▶ **WHAT YOU ARE ASKED TO DO**
Take the material below and retype it in full; pictures are left out.
==== RECORDS SHOWN ====
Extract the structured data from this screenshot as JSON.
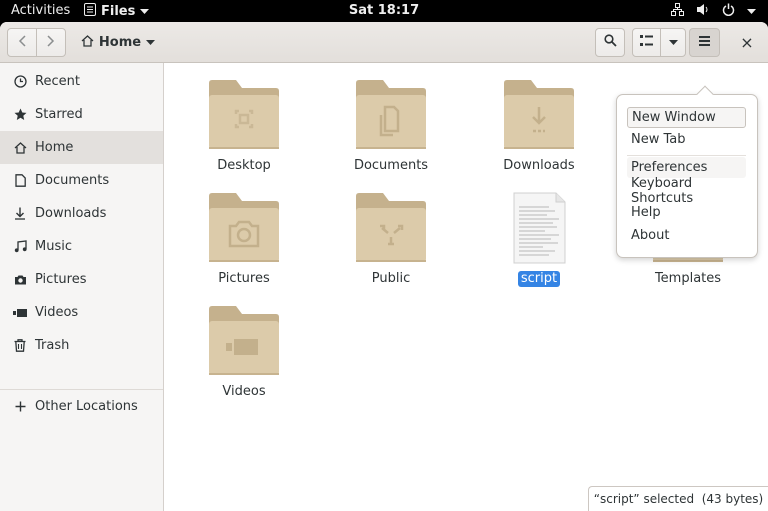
{
  "topbar": {
    "activities": "Activities",
    "app_name": "Files",
    "clock": "Sat 18:17"
  },
  "header": {
    "location": "Home",
    "close": "×"
  },
  "sidebar": {
    "items": [
      {
        "label": "Recent",
        "icon": "clock-icon"
      },
      {
        "label": "Starred",
        "icon": "star-icon"
      },
      {
        "label": "Home",
        "icon": "home-icon",
        "active": true
      },
      {
        "label": "Documents",
        "icon": "document-icon"
      },
      {
        "label": "Downloads",
        "icon": "download-icon"
      },
      {
        "label": "Music",
        "icon": "music-icon"
      },
      {
        "label": "Pictures",
        "icon": "camera-icon"
      },
      {
        "label": "Videos",
        "icon": "video-icon"
      },
      {
        "label": "Trash",
        "icon": "trash-icon"
      }
    ],
    "other_locations": "Other Locations"
  },
  "files": [
    {
      "name": "Desktop",
      "type": "folder",
      "emblem": "desktop"
    },
    {
      "name": "Documents",
      "type": "folder",
      "emblem": "documents"
    },
    {
      "name": "Downloads",
      "type": "folder",
      "emblem": "downloads"
    },
    {
      "name": "Pictures",
      "type": "folder",
      "emblem": "pictures"
    },
    {
      "name": "Public",
      "type": "folder",
      "emblem": "public"
    },
    {
      "name": "script",
      "type": "text-file",
      "selected": true
    },
    {
      "name": "Templates",
      "type": "folder",
      "emblem": "templates"
    },
    {
      "name": "Videos",
      "type": "folder",
      "emblem": "videos"
    }
  ],
  "menu": {
    "new_window": "New Window",
    "new_tab": "New Tab",
    "preferences": "Preferences",
    "keyboard_shortcuts": "Keyboard Shortcuts",
    "help": "Help",
    "about": "About"
  },
  "status": "“script” selected  (43 bytes)",
  "colors": {
    "folder": "#d9c8a6",
    "folder_tab": "#c5b18d",
    "selection": "#3584e4",
    "sidebar_bg": "#f6f5f4"
  }
}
====
▶ **TASK SOLUTION**
Extract the structured data from this screenshot as JSON.
{
  "topbar": {
    "activities": "Activities",
    "app_name": "Files",
    "clock": "Sat 18:17"
  },
  "header": {
    "location": "Home",
    "close": "×"
  },
  "sidebar": {
    "items": [
      {
        "label": "Recent",
        "icon": "clock-icon"
      },
      {
        "label": "Starred",
        "icon": "star-icon"
      },
      {
        "label": "Home",
        "icon": "home-icon",
        "active": true
      },
      {
        "label": "Documents",
        "icon": "document-icon"
      },
      {
        "label": "Downloads",
        "icon": "download-icon"
      },
      {
        "label": "Music",
        "icon": "music-icon"
      },
      {
        "label": "Pictures",
        "icon": "camera-icon"
      },
      {
        "label": "Videos",
        "icon": "video-icon"
      },
      {
        "label": "Trash",
        "icon": "trash-icon"
      }
    ],
    "other_locations": "Other Locations"
  },
  "files": [
    {
      "name": "Desktop",
      "type": "folder",
      "emblem": "desktop"
    },
    {
      "name": "Documents",
      "type": "folder",
      "emblem": "documents"
    },
    {
      "name": "Downloads",
      "type": "folder",
      "emblem": "downloads"
    },
    {
      "name": "Pictures",
      "type": "folder",
      "emblem": "pictures"
    },
    {
      "name": "Public",
      "type": "folder",
      "emblem": "public"
    },
    {
      "name": "script",
      "type": "text-file",
      "selected": true
    },
    {
      "name": "Templates",
      "type": "folder",
      "emblem": "templates"
    },
    {
      "name": "Videos",
      "type": "folder",
      "emblem": "videos"
    }
  ],
  "menu": {
    "new_window": "New Window",
    "new_tab": "New Tab",
    "preferences": "Preferences",
    "keyboard_shortcuts": "Keyboard Shortcuts",
    "help": "Help",
    "about": "About"
  },
  "status": "“script” selected  (43 bytes)",
  "colors": {
    "folder": "#d9c8a6",
    "folder_tab": "#c5b18d",
    "selection": "#3584e4",
    "sidebar_bg": "#f6f5f4"
  }
}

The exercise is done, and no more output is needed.